▶ **WHAT THE TASK ASKS**:
Copy each line of the data below with the word "Zone".

---+---

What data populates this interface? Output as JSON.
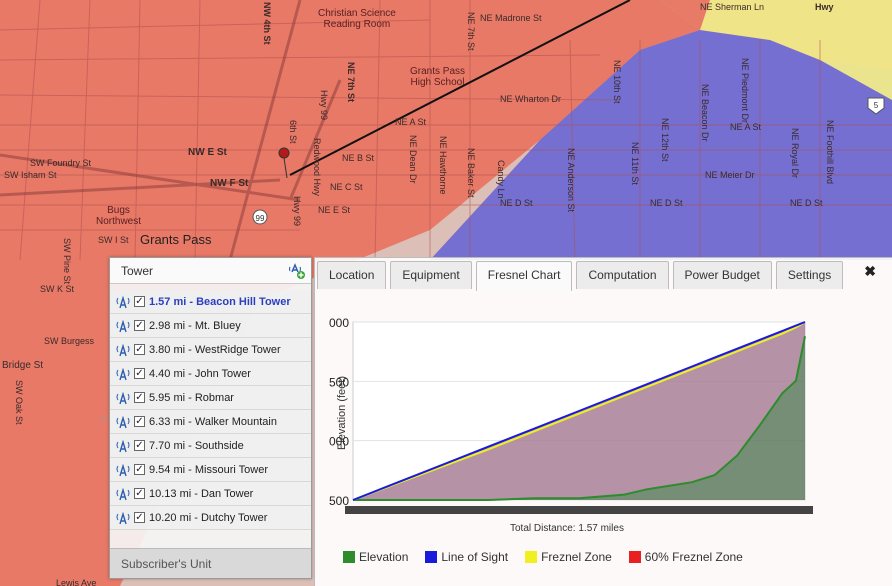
{
  "map": {
    "labels": {
      "christian_science": "Christian Science\nReading Room",
      "grants_pass_high": "Grants Pass\nHigh School",
      "bugs_northwest": "Bugs\nNorthwest",
      "grants_pass": "Grants Pass",
      "ne_madrone": "NE Madrone St",
      "ne_sherman": "NE Sherman Ln",
      "ne_wharton": "NE Wharton Dr",
      "ne_a": "NE A St",
      "ne_b": "NE B St",
      "ne_c": "NE C St",
      "ne_d": "NE D St",
      "ne_e": "NE E St",
      "ne_meier": "NE Meier Dr",
      "nw_e": "NW E St",
      "nw_f": "NW F St",
      "sw_foundry": "SW Foundry St",
      "sw_isham": "SW Isham St",
      "sw_i": "SW I St",
      "sw_k": "SW K St",
      "sw_oak": "SW Oak St",
      "sw_pine": "SW Pine St",
      "sw_burgess": "SW Burgess",
      "bridge": "Bridge St",
      "lewis_ave": "Lewis Ave",
      "hwy99": "Hwy 99",
      "redwood_hwy": "Redwood Hwy",
      "nw_4th": "NW 4th St",
      "ne_7th": "NE 7th St",
      "sixth": "6th St",
      "ne_dean": "NE Dean Dr",
      "ne_hawthorne": "NE Hawthorne",
      "ne_baker": "NE Baker St",
      "candy_ln": "Candy Ln",
      "ne_anderson": "NE Anderson St",
      "ne_10th": "NE 10th St",
      "ne_11th": "NE 11th St",
      "ne_12th": "NE 12th St",
      "ne_beacon": "NE Beacon Dr",
      "ne_piedmont": "NE Piedmont Dr",
      "ne_royal": "NE Royal Dr",
      "ne_foothill": "NE Foothill Blvd",
      "hwy_right": "Hwy",
      "shield_99": "99",
      "shield_5": "5"
    }
  },
  "tower_panel": {
    "title": "Tower",
    "towers": [
      {
        "label": "1.57 mi - Beacon Hill Tower",
        "checked": true,
        "selected": true
      },
      {
        "label": "2.98 mi - Mt. Bluey",
        "checked": true,
        "selected": false
      },
      {
        "label": "3.80 mi - WestRidge Tower",
        "checked": true,
        "selected": false
      },
      {
        "label": "4.40 mi - John Tower",
        "checked": true,
        "selected": false
      },
      {
        "label": "5.95 mi - Robmar",
        "checked": true,
        "selected": false
      },
      {
        "label": "6.33 mi - Walker Mountain",
        "checked": true,
        "selected": false
      },
      {
        "label": "7.70 mi - Southside",
        "checked": true,
        "selected": false
      },
      {
        "label": "9.54 mi - Missouri Tower",
        "checked": true,
        "selected": false
      },
      {
        "label": "10.13 mi - Dan Tower",
        "checked": true,
        "selected": false
      },
      {
        "label": "10.20 mi - Dutchy Tower",
        "checked": true,
        "selected": false
      }
    ],
    "subscriber_unit": "Subscriber's Unit"
  },
  "tabs": [
    "Location",
    "Equipment",
    "Fresnel Chart",
    "Computation",
    "Power Budget",
    "Settings"
  ],
  "active_tab": "Fresnel Chart",
  "close_label": "✖",
  "chart_data": {
    "type": "area",
    "ylabel": "Elevation (feet)",
    "y_tick_labels": [
      "000",
      "500",
      "000",
      "500"
    ],
    "x_label": "Total Distance: 1.57 miles",
    "x_fraction": [
      0,
      0.1,
      0.2,
      0.3,
      0.4,
      0.5,
      0.6,
      0.65,
      0.7,
      0.75,
      0.8,
      0.85,
      0.9,
      0.95,
      0.98,
      1.0
    ],
    "series": [
      {
        "name": "Elevation",
        "color": "#2e8b2e",
        "values": [
          0.0,
          0.0,
          0.0,
          0.0,
          0.01,
          0.01,
          0.03,
          0.06,
          0.08,
          0.1,
          0.14,
          0.25,
          0.42,
          0.6,
          0.67,
          0.92
        ]
      },
      {
        "name": "Line of Sight",
        "color": "#1a1adb",
        "values": [
          0.0,
          0.1,
          0.2,
          0.3,
          0.4,
          0.5,
          0.6,
          0.65,
          0.7,
          0.75,
          0.8,
          0.85,
          0.9,
          0.95,
          0.98,
          1.0
        ]
      },
      {
        "name": "Freznel Zone",
        "color": "#f0f020",
        "values": [
          0.0,
          0.095,
          0.19,
          0.285,
          0.385,
          0.485,
          0.585,
          0.635,
          0.685,
          0.735,
          0.785,
          0.835,
          0.885,
          0.935,
          0.97,
          1.0
        ]
      },
      {
        "name": "60% Freznel Zone",
        "color": "#e82020",
        "values": []
      }
    ],
    "ylim": [
      0,
      1
    ]
  }
}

---+---

▶ **SOLUTION FOR THIS PROBLEM**:
        "name": "Freznel Zone",
        "name": "60% Freznel Zone",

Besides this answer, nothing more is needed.